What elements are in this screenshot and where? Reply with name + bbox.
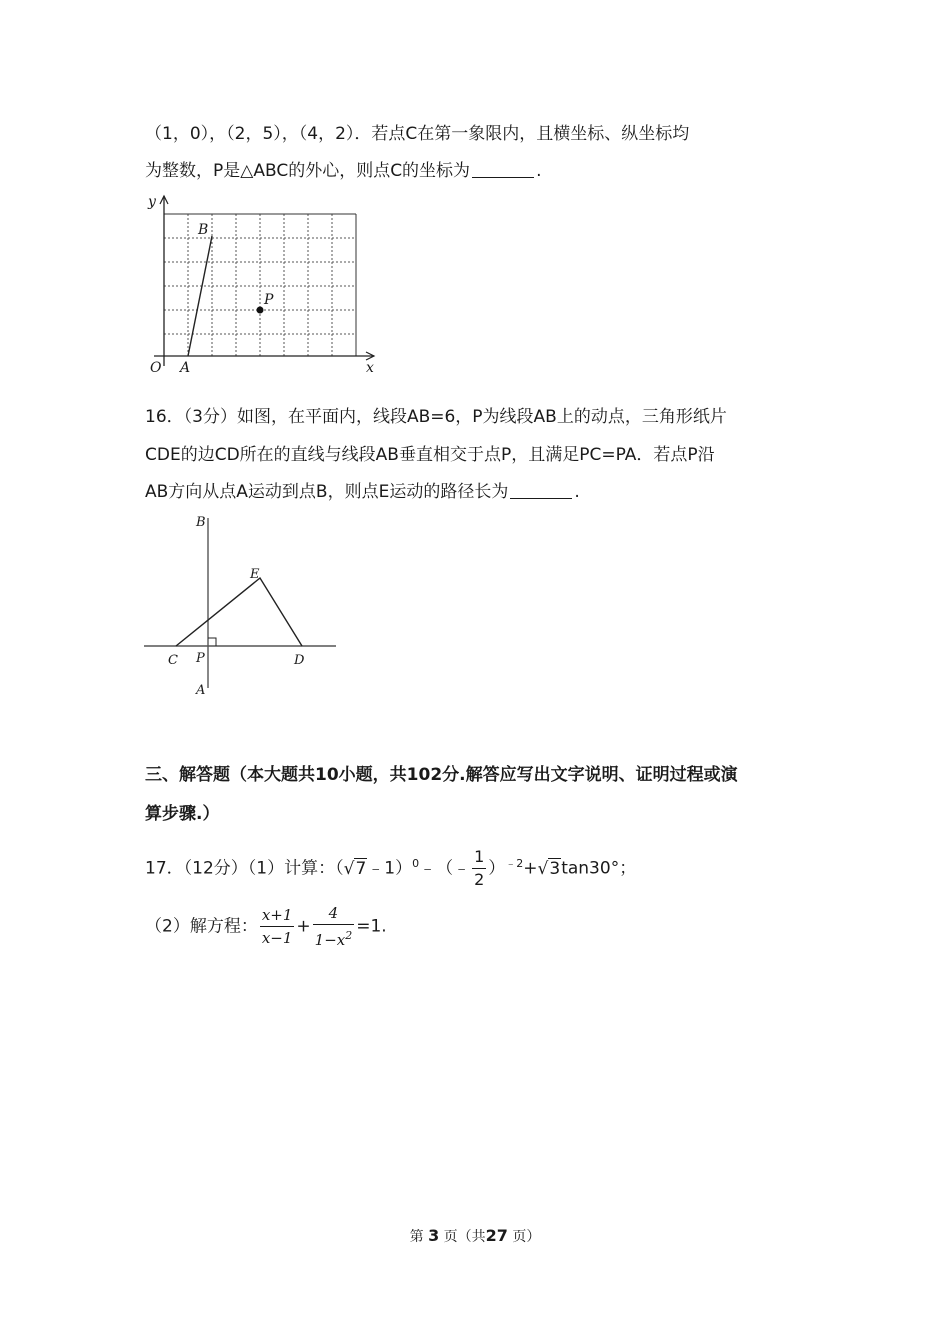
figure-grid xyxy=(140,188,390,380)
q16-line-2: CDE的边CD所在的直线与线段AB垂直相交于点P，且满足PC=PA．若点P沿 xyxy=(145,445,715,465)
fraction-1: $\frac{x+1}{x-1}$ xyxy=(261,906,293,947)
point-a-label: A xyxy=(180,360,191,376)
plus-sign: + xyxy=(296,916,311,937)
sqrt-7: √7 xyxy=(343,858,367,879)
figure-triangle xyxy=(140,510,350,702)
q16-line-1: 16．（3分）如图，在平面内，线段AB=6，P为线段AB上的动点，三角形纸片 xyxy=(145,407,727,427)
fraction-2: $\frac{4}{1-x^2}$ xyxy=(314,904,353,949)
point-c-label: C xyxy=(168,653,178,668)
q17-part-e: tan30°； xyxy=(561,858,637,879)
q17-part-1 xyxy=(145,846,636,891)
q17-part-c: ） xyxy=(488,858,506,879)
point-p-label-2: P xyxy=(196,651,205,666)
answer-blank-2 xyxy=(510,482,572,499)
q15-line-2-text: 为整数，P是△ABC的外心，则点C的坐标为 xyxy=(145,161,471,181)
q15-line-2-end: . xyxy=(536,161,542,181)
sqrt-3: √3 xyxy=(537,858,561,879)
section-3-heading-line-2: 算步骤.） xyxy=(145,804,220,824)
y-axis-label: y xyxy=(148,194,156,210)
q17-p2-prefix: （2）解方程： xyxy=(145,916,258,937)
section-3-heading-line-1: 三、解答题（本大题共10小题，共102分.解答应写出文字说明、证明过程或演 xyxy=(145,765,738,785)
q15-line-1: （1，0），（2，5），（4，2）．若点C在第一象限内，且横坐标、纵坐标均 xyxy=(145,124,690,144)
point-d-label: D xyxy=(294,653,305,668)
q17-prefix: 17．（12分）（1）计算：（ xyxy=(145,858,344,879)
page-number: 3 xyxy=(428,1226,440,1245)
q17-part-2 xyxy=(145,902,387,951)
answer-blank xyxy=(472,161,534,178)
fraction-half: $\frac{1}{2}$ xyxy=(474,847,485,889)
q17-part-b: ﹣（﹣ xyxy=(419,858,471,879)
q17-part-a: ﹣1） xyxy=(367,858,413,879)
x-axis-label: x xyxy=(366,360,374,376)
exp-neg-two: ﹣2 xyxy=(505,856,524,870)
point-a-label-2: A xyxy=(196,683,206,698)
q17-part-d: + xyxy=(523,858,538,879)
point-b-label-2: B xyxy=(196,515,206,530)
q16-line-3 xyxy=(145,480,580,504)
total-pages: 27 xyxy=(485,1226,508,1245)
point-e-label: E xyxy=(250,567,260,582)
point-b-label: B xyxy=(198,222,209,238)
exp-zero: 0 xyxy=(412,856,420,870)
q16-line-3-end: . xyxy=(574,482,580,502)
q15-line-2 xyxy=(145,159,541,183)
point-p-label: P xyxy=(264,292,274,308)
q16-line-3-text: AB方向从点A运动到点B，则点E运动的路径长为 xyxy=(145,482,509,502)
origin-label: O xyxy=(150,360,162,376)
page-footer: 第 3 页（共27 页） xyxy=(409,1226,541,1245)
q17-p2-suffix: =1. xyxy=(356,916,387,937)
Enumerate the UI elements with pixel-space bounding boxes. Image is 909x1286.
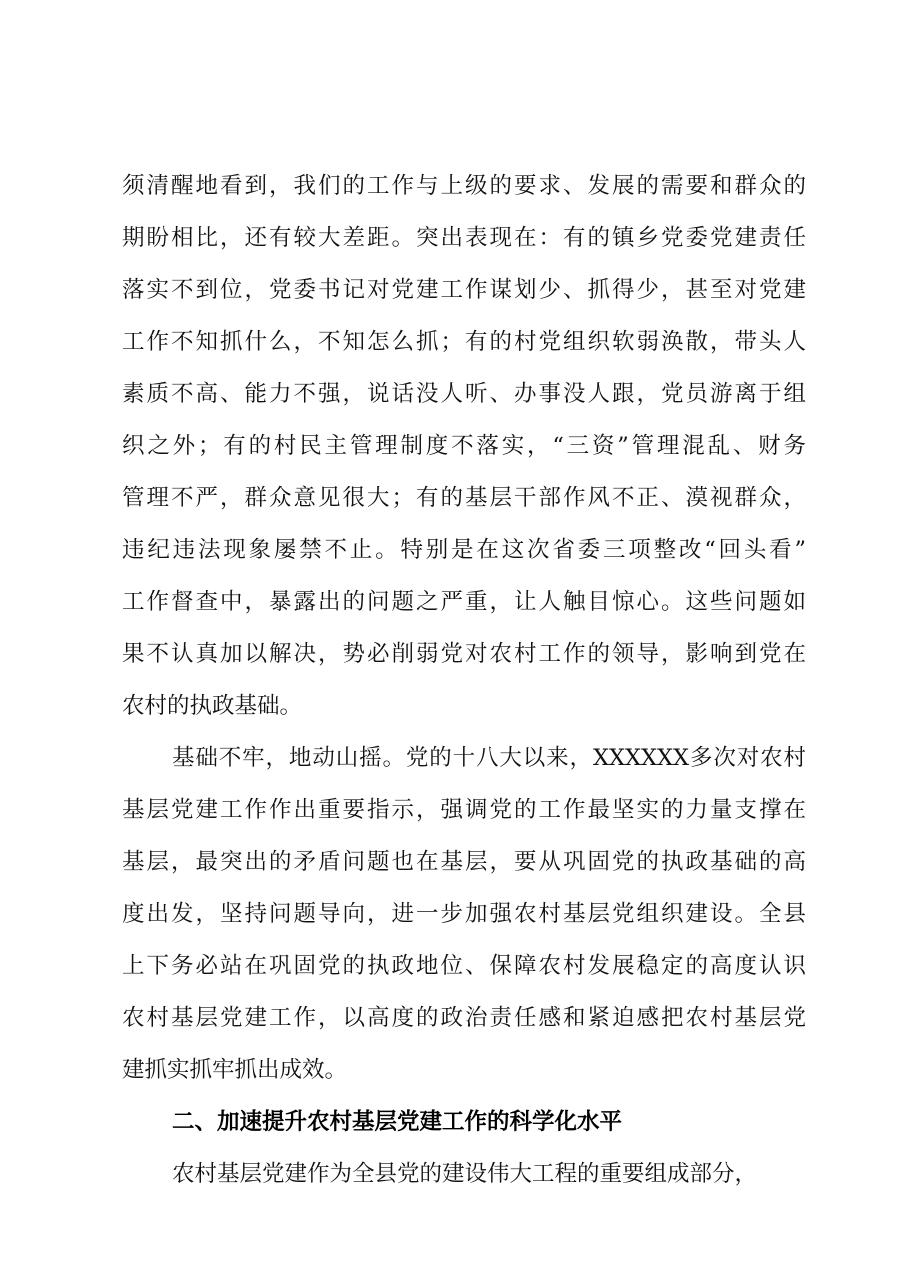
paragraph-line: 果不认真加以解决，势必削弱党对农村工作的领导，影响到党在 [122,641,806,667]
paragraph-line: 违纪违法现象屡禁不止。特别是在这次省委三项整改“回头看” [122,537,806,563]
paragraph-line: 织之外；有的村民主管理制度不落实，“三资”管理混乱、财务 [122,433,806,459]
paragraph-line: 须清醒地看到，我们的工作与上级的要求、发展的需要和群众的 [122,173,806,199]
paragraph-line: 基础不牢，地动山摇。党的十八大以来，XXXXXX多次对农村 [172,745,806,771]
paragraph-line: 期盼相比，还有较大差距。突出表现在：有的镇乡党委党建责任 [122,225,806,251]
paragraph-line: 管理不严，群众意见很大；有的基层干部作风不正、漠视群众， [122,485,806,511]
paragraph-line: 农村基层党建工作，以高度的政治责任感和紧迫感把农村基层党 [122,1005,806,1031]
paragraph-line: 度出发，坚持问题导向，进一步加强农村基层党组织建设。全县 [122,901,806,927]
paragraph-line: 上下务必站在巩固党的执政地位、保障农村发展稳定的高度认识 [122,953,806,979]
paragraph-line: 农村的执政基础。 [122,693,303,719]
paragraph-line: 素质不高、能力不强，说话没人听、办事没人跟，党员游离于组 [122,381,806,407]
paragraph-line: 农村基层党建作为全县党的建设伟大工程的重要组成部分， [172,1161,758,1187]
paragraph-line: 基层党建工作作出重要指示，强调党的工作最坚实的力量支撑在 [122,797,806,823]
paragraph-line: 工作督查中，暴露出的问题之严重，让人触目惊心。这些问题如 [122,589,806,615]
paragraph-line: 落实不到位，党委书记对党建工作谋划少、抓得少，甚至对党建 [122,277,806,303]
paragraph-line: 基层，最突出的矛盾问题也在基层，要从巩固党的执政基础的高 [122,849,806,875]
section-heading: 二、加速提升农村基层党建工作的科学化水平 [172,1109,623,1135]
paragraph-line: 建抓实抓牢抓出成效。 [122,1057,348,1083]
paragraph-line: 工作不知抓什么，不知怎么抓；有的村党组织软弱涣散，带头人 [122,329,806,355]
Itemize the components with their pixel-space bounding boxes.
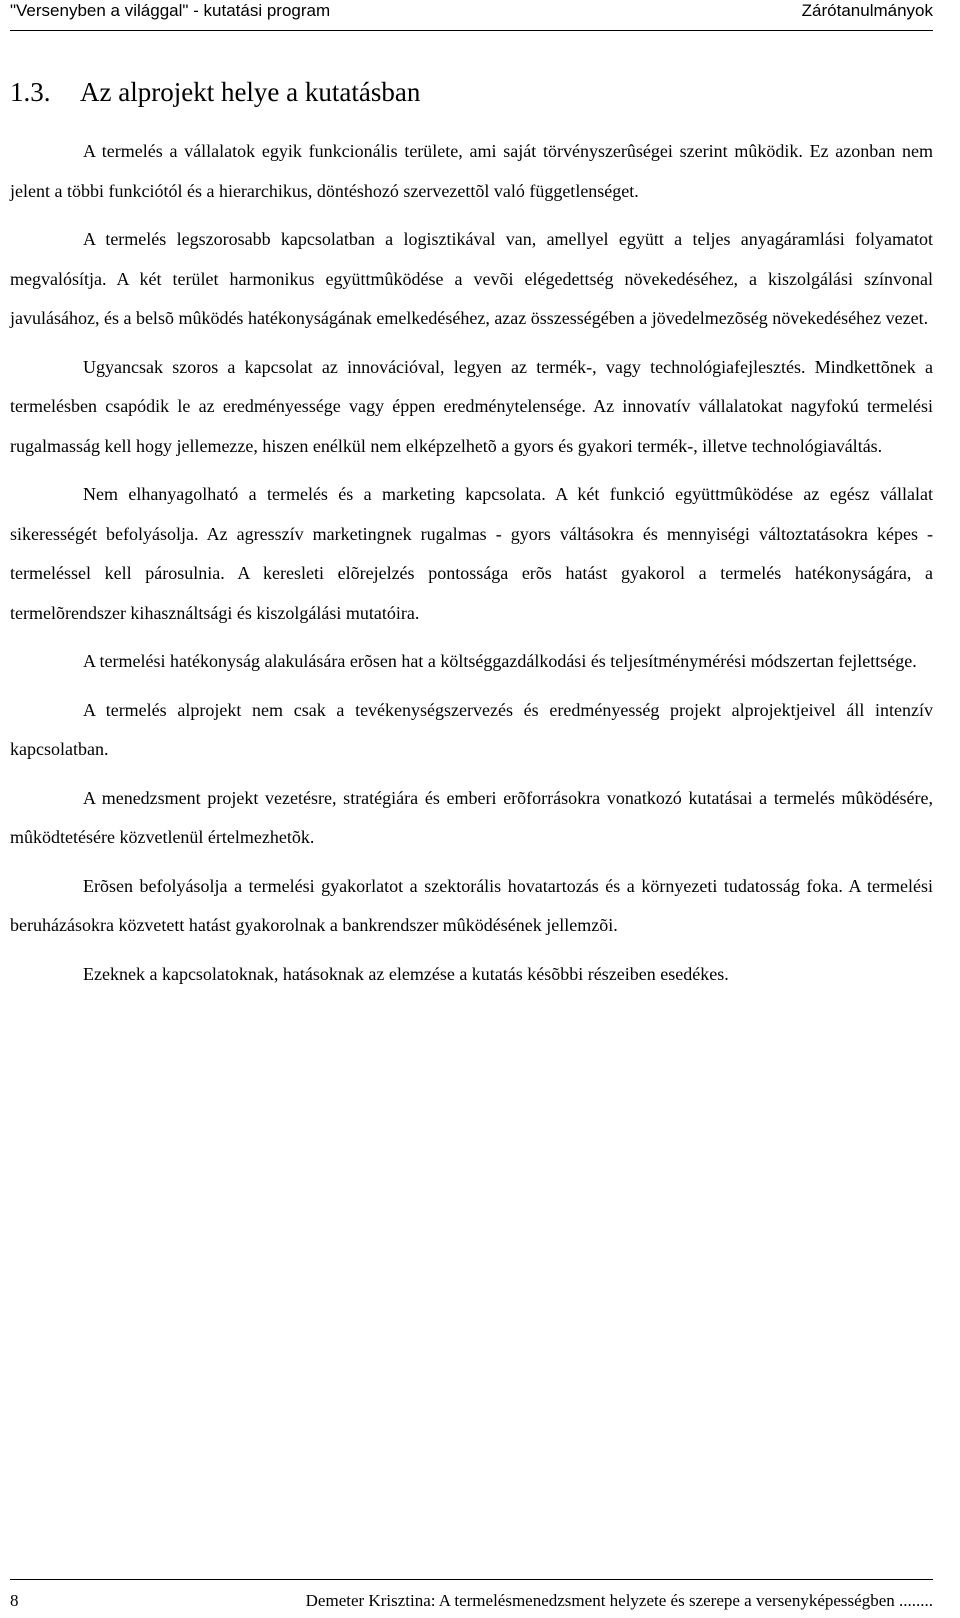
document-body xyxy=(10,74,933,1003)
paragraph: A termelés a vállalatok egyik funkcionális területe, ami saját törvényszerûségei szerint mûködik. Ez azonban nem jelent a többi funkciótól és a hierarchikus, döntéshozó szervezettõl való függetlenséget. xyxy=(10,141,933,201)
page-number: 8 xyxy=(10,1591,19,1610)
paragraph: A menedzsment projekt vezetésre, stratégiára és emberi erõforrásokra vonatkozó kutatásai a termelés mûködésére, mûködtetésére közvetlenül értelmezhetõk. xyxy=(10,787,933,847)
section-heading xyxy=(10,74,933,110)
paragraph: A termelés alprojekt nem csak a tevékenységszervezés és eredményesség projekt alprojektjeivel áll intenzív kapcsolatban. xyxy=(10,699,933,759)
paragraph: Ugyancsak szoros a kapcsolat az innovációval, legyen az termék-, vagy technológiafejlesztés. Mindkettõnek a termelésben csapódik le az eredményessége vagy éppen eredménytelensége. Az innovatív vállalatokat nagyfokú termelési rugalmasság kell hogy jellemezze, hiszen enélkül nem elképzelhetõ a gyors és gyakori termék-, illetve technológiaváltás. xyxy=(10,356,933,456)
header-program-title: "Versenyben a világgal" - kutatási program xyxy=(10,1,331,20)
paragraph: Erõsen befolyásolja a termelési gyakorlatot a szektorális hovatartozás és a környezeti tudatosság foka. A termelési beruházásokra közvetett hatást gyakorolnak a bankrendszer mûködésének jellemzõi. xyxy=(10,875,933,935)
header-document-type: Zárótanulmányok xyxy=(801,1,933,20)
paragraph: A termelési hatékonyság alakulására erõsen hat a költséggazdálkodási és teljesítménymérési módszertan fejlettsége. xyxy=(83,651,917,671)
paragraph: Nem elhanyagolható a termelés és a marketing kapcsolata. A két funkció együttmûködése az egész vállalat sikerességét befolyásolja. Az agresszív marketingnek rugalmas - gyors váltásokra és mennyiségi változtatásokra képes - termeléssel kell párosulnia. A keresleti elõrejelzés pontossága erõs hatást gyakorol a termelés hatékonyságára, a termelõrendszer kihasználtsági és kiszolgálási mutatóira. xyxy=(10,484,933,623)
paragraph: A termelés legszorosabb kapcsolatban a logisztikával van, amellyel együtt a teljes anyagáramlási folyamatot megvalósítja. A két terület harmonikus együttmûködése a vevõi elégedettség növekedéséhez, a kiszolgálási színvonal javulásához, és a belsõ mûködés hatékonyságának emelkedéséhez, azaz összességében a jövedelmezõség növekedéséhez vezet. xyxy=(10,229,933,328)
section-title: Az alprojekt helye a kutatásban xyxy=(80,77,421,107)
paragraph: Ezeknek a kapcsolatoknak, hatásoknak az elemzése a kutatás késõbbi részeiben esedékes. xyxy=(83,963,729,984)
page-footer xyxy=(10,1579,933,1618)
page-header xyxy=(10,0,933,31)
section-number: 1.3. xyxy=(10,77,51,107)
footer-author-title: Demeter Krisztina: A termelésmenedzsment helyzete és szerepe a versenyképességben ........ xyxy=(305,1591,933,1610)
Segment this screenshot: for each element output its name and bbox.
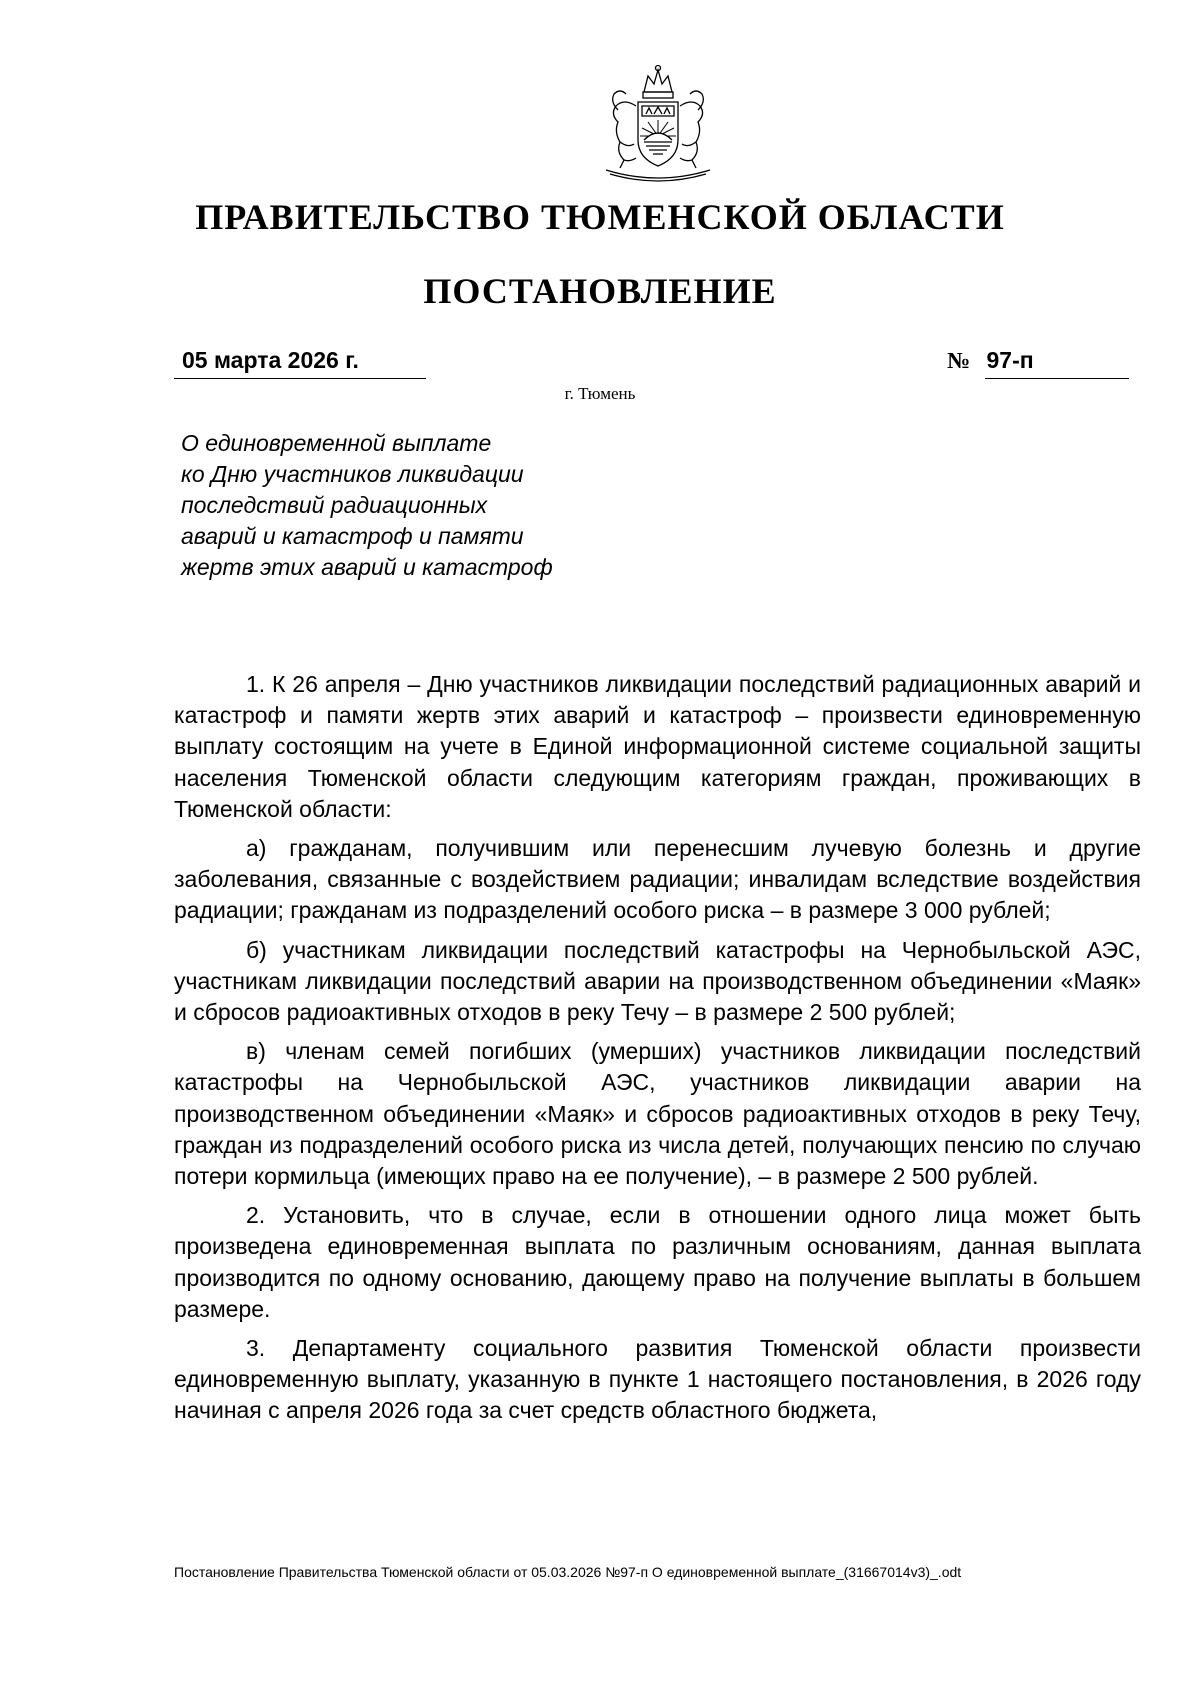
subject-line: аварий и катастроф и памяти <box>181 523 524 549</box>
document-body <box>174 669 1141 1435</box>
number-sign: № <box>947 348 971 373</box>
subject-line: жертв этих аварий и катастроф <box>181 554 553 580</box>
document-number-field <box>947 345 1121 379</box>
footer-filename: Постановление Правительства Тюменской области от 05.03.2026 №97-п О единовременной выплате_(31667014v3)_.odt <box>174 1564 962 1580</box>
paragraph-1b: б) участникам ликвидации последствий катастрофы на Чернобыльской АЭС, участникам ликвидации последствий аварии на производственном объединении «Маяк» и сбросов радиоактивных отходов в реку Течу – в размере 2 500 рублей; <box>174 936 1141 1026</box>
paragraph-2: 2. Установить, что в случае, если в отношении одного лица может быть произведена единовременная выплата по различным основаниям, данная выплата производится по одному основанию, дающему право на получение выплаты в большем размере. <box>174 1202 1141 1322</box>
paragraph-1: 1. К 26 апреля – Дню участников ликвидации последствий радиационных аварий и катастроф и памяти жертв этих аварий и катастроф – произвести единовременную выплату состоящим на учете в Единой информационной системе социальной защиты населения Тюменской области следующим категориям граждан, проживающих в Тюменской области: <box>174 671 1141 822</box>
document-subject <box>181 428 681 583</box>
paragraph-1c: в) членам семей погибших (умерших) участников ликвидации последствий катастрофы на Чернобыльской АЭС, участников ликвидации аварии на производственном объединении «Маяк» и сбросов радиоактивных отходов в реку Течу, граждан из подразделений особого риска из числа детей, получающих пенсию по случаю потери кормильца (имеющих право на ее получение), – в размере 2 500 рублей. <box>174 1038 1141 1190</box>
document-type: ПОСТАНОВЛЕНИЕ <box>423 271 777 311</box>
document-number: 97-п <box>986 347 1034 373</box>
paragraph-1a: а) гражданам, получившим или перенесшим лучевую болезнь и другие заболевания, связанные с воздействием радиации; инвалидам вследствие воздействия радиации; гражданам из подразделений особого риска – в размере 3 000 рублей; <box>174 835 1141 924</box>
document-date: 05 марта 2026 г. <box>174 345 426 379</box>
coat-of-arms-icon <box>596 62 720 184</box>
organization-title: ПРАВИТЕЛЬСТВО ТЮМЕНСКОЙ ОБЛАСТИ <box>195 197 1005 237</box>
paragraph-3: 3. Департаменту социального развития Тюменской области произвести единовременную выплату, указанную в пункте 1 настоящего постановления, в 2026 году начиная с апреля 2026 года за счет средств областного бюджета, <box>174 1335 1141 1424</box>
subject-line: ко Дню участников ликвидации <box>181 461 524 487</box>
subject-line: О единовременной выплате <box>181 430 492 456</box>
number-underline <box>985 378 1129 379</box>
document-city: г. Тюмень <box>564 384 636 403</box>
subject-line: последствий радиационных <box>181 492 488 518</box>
+++
Reproduce the lines of the listing between the line containing "paragraph-line: 果不认真加以解决，势必削弱党对农村工作的领导，影响到党在 [122,641,806,667]" and the line containing "Itemize the components", inclusive, leaving each one unchanged.

**Full answer:**
paragraph-line: 果不认真加以解决，势必削弱党对农村工作的领导，影响到党在 [122,641,806,667]
paragraph-line: 违纪违法现象屡禁不止。特别是在这次省委三项整改“回头看” [122,537,806,563]
paragraph-line: 织之外；有的村民主管理制度不落实，“三资”管理混乱、财务 [122,433,806,459]
paragraph-line: 须清醒地看到，我们的工作与上级的要求、发展的需要和群众的 [122,173,806,199]
paragraph-line: 基础不牢，地动山摇。党的十八大以来，XXXXXX多次对农村 [172,745,806,771]
paragraph-line: 期盼相比，还有较大差距。突出表现在：有的镇乡党委党建责任 [122,225,806,251]
paragraph-line: 管理不严，群众意见很大；有的基层干部作风不正、漠视群众， [122,485,806,511]
paragraph-line: 农村基层党建工作，以高度的政治责任感和紧迫感把农村基层党 [122,1005,806,1031]
paragraph-line: 度出发，坚持问题导向，进一步加强农村基层党组织建设。全县 [122,901,806,927]
paragraph-line: 上下务必站在巩固党的执政地位、保障农村发展稳定的高度认识 [122,953,806,979]
paragraph-line: 农村的执政基础。 [122,693,303,719]
paragraph-line: 素质不高、能力不强，说话没人听、办事没人跟，党员游离于组 [122,381,806,407]
paragraph-line: 农村基层党建作为全县党的建设伟大工程的重要组成部分， [172,1161,758,1187]
paragraph-line: 基层党建工作作出重要指示，强调党的工作最坚实的力量支撑在 [122,797,806,823]
paragraph-line: 工作督查中，暴露出的问题之严重，让人触目惊心。这些问题如 [122,589,806,615]
paragraph-line: 落实不到位，党委书记对党建工作谋划少、抓得少，甚至对党建 [122,277,806,303]
paragraph-line: 基层，最突出的矛盾问题也在基层，要从巩固党的执政基础的高 [122,849,806,875]
section-heading: 二、加速提升农村基层党建工作的科学化水平 [172,1109,623,1135]
paragraph-line: 建抓实抓牢抓出成效。 [122,1057,348,1083]
paragraph-line: 工作不知抓什么，不知怎么抓；有的村党组织软弱涣散，带头人 [122,329,806,355]
Itemize the components with their pixel-space bounding boxes.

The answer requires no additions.